-- What this exercise asks --
a – In the passage on Nevada's desert mines, what is the prosperous mining town first built of?
b – Reproduce the passage on Nevada's desert mines, starting with "These mines have" and going on through "and blinding dust.".

-- Extracted text --
● ● ● ● ● ● ●
These mines of the Nevada deserts excel in the richness and abundance of their ores, while in the future these camps bid fair to outrival in development all other sections of the United States. A few years ago the southern part of the Silver State was considered utterly worthless and a region to be shunned like a charnel-house, on account of its barren and dangerous character. Now it is the Mecca of the gold-seeker.
These mines have already made many a poor man wealthy and many a wealthy man a millionaire. Each hillock, ledge, or ravine holds a possible fortune, and no hardship and peril is too great for the prospector lured by the hope of a rich find. The prosperous desert mining town, first built of canvas and rough lumber, is soon replaced by a better class of buildings, and water is brought through long miles of pipe from the nearest available source. Anon, electric-lighting and other modern conveniences are added, thereby making life more tolerable in a fierce climate of heat and cold, of fiercer winds and blinding dust.
● ● ● ● ● ● ●
Records of where elements appear
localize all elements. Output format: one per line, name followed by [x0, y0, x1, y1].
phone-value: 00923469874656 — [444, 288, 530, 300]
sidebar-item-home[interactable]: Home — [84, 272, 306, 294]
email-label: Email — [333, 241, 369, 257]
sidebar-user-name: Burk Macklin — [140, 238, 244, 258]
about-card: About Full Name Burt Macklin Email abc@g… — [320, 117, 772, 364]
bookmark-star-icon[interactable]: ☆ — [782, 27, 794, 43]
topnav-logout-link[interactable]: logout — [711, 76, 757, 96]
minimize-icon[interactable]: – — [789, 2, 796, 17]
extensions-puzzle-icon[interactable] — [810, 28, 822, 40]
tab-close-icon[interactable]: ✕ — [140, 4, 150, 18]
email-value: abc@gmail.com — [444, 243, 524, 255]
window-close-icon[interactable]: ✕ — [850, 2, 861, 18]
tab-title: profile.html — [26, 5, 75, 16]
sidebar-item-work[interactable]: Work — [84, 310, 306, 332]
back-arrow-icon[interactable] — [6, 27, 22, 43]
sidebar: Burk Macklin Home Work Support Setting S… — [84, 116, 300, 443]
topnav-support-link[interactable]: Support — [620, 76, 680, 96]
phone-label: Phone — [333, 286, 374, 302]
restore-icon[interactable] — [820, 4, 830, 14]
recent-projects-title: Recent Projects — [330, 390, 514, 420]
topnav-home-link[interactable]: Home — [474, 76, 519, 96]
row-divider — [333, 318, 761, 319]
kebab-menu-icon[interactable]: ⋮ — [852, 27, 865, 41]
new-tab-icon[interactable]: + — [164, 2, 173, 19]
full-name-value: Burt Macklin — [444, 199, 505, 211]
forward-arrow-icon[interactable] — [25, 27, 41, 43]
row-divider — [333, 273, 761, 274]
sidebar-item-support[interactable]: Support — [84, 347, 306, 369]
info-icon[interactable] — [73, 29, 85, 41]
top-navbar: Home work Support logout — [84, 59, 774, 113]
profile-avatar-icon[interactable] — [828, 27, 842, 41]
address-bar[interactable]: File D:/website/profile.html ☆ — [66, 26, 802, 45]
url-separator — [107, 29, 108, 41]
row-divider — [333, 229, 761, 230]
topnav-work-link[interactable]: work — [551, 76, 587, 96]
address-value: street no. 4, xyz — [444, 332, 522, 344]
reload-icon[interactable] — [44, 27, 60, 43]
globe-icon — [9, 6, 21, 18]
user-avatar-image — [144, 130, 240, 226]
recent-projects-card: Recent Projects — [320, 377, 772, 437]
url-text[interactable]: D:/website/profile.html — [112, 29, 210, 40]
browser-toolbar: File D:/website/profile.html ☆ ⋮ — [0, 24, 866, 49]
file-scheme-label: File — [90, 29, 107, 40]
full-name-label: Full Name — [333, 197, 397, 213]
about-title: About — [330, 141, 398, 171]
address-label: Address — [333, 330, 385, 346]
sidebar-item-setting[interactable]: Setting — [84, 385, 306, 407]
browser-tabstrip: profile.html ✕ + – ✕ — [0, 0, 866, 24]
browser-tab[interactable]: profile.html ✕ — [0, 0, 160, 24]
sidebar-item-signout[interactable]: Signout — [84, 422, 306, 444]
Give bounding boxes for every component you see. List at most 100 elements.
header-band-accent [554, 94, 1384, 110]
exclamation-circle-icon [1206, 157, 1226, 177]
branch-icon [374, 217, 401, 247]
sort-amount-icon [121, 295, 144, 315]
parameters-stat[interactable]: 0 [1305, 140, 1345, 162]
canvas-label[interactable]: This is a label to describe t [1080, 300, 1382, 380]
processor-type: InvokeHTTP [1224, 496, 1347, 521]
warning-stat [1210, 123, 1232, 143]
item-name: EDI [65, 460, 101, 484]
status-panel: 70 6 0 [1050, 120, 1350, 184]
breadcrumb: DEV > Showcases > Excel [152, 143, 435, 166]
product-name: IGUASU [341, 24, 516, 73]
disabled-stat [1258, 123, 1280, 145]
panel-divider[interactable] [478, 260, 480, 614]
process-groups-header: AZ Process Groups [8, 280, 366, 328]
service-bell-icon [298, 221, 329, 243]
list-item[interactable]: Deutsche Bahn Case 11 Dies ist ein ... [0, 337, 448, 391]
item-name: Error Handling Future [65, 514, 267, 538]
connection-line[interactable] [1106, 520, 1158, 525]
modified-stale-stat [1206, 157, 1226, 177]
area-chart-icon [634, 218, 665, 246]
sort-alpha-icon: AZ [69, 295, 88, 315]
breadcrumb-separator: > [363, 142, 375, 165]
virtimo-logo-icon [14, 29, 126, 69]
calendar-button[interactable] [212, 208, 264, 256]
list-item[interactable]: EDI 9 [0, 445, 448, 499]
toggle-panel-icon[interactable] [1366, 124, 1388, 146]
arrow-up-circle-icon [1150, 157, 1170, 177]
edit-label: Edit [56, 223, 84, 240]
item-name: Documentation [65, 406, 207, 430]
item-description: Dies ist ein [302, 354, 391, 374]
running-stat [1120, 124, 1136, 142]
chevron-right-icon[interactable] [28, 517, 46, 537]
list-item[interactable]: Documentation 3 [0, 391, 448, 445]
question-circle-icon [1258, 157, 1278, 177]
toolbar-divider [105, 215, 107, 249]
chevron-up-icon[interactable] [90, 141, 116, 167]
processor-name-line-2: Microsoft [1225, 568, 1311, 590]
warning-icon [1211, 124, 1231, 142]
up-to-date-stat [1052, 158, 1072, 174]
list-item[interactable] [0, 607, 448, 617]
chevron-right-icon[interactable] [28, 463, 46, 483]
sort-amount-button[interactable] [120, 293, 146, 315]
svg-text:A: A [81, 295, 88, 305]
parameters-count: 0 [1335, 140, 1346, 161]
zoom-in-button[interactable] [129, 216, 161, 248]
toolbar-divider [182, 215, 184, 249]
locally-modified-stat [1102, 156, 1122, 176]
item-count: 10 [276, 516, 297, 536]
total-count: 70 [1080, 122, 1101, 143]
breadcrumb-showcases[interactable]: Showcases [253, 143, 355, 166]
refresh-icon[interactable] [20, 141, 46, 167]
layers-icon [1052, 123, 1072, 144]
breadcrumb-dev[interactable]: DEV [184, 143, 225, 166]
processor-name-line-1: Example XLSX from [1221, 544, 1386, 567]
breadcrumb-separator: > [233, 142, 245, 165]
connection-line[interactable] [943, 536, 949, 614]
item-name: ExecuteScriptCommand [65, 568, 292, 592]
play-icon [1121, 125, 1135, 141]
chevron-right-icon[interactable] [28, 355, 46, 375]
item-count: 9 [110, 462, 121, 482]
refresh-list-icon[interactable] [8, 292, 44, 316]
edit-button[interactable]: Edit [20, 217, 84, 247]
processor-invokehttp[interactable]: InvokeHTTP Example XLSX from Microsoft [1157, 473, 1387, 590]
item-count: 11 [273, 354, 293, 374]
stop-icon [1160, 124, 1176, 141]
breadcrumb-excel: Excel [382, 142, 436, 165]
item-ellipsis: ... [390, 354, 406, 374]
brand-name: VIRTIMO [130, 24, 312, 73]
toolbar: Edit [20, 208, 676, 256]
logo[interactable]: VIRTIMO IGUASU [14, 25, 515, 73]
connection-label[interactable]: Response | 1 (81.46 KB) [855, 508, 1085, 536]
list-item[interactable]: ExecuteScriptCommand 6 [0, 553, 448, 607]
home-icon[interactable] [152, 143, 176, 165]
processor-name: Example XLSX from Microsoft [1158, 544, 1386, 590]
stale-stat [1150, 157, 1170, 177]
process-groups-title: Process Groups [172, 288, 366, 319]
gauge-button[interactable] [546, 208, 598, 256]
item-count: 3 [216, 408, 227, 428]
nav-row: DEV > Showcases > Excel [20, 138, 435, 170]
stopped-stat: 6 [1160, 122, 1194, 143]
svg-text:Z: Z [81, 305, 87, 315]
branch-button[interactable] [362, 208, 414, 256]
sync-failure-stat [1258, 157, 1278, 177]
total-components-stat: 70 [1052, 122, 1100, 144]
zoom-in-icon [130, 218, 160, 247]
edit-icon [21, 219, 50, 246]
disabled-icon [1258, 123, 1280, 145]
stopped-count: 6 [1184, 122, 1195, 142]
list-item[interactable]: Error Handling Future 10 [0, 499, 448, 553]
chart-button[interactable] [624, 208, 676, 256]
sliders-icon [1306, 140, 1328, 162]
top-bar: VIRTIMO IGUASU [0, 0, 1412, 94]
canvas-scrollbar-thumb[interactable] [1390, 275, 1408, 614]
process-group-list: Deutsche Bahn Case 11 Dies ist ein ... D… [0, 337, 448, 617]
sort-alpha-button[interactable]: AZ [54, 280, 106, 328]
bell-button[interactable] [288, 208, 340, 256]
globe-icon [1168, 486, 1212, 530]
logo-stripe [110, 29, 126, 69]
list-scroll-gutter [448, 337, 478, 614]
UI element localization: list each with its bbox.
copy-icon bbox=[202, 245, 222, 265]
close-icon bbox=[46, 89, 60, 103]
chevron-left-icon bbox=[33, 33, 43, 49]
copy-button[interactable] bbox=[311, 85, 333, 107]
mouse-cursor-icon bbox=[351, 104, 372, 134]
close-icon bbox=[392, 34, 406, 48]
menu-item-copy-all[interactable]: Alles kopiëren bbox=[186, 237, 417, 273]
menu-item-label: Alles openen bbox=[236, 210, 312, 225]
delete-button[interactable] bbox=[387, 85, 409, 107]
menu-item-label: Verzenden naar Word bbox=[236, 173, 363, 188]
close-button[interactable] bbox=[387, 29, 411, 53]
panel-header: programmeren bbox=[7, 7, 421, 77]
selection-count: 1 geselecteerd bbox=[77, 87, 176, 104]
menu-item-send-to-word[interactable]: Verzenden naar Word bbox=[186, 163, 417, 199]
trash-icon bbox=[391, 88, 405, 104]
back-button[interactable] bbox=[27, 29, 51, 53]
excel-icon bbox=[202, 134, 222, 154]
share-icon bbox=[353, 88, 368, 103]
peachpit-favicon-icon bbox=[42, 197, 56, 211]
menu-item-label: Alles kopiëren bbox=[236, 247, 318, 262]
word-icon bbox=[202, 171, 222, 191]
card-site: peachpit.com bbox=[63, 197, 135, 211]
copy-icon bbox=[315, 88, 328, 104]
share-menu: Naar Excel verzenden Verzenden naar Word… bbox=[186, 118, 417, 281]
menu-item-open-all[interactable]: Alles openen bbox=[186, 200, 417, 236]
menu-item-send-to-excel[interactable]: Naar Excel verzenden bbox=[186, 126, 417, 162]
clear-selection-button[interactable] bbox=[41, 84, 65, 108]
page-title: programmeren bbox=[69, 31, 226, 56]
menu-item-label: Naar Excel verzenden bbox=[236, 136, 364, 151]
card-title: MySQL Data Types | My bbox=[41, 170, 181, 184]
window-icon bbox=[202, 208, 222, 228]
● ● ● ● ● ● ●
-- Task answers --
a – Canvas and rough lumber.

b –
These mines have already made many a poor man wealthy and many a wealthy man a millionaire. Each hillock, ledge, or ravine holds a possible fortune, and no hardship and peril is too great for the prospector lured by the hope of a rich find. The prosperous desert mining town, first built of canvas and rough lumber, is soon replaced by a better class of buildings, and water is brought through long miles of pipe from the nearest available source. Anon, electric-lighting and other modern conveniences are added, thereby making life more tolerable in a fierce climate of heat and cold, of fiercer winds and blinding dust.